» Problem to solve
Copy, in full, each line of the material that holds the word "chevron".

» Records to process
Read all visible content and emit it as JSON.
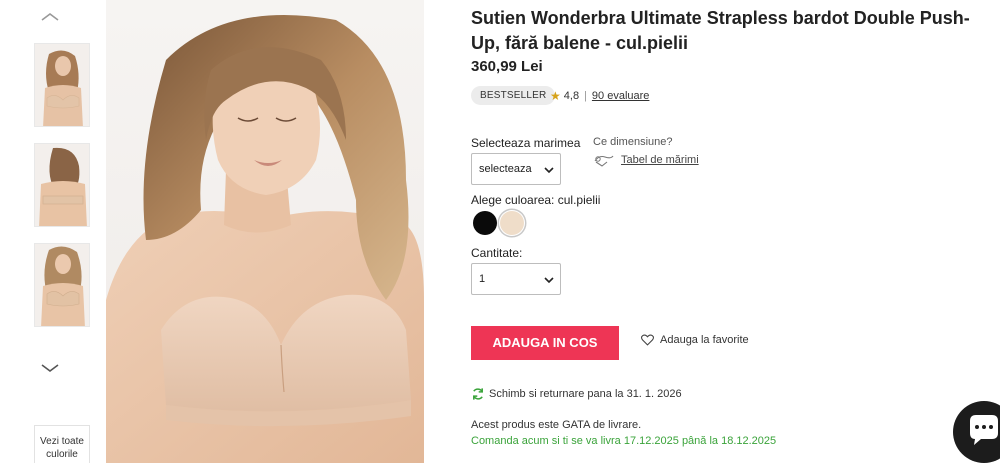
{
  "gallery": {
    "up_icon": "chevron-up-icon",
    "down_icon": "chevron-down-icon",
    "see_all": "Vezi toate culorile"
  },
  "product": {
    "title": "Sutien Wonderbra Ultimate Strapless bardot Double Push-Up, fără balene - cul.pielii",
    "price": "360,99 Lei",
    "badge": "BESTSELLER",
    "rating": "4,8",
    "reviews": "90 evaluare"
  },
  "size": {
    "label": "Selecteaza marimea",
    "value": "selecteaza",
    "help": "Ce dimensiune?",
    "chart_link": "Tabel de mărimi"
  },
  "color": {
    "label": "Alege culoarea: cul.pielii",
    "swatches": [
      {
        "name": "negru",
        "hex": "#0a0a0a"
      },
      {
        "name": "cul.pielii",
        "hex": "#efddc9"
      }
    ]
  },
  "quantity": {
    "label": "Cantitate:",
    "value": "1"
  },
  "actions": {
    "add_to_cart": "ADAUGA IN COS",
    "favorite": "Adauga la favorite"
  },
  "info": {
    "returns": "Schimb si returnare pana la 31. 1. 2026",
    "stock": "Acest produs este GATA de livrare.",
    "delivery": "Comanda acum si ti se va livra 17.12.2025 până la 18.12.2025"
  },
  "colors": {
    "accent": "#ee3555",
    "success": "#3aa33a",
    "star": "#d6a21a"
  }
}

...

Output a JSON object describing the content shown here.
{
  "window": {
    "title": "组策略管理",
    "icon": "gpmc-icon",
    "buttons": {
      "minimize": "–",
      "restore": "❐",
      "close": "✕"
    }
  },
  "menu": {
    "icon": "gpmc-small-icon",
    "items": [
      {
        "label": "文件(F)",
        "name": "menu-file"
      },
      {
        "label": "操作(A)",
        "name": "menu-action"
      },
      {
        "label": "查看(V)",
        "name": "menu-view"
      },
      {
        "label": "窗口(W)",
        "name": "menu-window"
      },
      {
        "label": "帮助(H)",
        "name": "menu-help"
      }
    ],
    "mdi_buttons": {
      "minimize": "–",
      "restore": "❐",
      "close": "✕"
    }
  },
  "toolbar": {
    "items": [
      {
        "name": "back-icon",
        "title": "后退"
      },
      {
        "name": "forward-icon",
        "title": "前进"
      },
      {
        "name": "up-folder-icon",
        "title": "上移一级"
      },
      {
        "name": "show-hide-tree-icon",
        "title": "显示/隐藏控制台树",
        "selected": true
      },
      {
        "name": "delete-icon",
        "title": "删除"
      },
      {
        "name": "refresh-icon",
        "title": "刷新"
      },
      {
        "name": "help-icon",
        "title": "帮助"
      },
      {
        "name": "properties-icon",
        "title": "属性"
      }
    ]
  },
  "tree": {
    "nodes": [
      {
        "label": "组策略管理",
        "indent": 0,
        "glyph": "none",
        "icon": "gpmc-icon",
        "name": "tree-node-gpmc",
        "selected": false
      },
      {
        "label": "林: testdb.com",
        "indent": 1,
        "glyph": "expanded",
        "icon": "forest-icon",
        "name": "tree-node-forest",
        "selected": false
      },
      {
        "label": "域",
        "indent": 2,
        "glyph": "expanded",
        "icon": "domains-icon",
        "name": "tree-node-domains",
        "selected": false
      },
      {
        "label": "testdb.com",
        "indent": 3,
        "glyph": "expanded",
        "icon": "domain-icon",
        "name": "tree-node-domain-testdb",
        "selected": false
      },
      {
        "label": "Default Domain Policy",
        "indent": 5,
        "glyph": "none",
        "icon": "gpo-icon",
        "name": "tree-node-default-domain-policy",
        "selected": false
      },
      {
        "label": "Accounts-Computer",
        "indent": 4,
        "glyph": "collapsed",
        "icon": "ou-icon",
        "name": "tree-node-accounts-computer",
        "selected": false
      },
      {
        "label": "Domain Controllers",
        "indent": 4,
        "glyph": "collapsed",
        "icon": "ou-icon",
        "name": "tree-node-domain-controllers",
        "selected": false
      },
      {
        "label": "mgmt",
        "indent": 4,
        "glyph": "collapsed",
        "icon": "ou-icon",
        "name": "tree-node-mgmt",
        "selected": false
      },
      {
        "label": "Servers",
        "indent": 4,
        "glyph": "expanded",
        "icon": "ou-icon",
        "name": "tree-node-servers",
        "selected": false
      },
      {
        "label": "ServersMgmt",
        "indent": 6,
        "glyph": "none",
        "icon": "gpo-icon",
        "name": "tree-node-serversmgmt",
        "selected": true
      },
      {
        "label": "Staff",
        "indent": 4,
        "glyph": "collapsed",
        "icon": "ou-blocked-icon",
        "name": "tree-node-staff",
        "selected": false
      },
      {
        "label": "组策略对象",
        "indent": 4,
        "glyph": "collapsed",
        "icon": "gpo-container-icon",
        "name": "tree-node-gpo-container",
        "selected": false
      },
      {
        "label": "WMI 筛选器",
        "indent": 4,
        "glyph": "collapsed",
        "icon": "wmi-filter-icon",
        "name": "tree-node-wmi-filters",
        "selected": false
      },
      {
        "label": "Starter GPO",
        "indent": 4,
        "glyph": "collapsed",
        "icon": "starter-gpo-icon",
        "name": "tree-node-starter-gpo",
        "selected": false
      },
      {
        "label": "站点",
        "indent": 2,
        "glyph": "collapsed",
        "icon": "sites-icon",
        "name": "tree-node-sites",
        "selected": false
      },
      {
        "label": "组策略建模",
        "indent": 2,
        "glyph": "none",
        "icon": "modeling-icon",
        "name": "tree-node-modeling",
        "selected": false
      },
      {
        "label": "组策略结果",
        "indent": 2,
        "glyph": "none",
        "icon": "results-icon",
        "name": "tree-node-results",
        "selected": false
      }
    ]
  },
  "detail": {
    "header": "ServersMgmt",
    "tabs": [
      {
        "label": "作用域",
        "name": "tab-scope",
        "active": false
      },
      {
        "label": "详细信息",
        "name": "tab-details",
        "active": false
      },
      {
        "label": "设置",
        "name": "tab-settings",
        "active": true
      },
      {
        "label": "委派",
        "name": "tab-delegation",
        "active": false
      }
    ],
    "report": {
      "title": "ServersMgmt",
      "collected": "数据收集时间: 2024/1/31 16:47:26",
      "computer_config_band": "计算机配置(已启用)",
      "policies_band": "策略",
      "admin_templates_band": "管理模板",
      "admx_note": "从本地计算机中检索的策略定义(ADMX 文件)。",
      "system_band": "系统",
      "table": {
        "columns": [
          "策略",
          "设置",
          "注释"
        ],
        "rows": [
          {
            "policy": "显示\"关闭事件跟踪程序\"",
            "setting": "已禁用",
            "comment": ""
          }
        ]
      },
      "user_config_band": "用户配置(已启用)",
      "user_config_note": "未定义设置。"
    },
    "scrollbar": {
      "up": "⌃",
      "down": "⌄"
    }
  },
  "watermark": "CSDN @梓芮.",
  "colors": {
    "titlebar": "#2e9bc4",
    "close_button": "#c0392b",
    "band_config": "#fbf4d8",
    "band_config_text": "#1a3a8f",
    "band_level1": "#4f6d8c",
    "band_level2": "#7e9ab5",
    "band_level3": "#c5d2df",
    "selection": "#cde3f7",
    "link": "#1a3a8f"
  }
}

---

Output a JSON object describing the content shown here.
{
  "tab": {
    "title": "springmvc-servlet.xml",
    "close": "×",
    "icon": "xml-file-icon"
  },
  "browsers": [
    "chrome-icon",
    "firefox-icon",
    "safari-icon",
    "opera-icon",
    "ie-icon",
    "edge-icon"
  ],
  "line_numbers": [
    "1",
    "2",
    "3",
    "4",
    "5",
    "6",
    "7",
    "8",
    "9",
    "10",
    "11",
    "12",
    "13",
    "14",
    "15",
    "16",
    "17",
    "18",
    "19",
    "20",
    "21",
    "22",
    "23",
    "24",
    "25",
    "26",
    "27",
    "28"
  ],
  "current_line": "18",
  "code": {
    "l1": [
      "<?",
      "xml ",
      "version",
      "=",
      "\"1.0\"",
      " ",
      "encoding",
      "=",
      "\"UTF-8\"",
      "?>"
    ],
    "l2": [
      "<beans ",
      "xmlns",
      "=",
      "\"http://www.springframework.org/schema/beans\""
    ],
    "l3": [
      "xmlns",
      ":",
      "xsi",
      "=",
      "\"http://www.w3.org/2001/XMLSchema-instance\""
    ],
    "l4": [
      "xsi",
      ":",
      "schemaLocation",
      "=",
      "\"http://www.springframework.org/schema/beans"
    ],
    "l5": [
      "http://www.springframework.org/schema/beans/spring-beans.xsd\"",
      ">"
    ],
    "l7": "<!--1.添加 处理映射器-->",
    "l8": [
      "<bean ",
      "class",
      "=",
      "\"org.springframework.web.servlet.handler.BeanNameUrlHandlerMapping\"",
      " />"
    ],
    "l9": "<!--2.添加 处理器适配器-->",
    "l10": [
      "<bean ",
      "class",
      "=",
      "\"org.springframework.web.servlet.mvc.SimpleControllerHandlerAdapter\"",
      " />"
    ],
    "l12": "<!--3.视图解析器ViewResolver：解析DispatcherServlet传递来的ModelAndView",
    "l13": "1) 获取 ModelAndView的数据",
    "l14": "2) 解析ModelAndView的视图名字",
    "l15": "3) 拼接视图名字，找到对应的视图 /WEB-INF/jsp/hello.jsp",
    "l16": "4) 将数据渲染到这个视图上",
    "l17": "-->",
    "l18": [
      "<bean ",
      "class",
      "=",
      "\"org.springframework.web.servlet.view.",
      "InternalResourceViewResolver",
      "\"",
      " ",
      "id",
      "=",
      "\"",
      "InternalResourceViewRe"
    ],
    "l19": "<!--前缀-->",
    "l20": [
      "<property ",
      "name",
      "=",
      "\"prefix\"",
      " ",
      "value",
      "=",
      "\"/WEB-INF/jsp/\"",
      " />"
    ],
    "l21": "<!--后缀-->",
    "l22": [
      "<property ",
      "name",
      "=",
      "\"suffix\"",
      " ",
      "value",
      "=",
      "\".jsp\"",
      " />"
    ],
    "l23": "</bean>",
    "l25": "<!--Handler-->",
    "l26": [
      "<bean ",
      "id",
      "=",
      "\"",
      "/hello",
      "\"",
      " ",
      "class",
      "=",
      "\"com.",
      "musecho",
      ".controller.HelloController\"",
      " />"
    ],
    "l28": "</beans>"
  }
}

» Correct answer
    "up_icon": "chevron-up-icon",
    "down_icon": "chevron-down-icon",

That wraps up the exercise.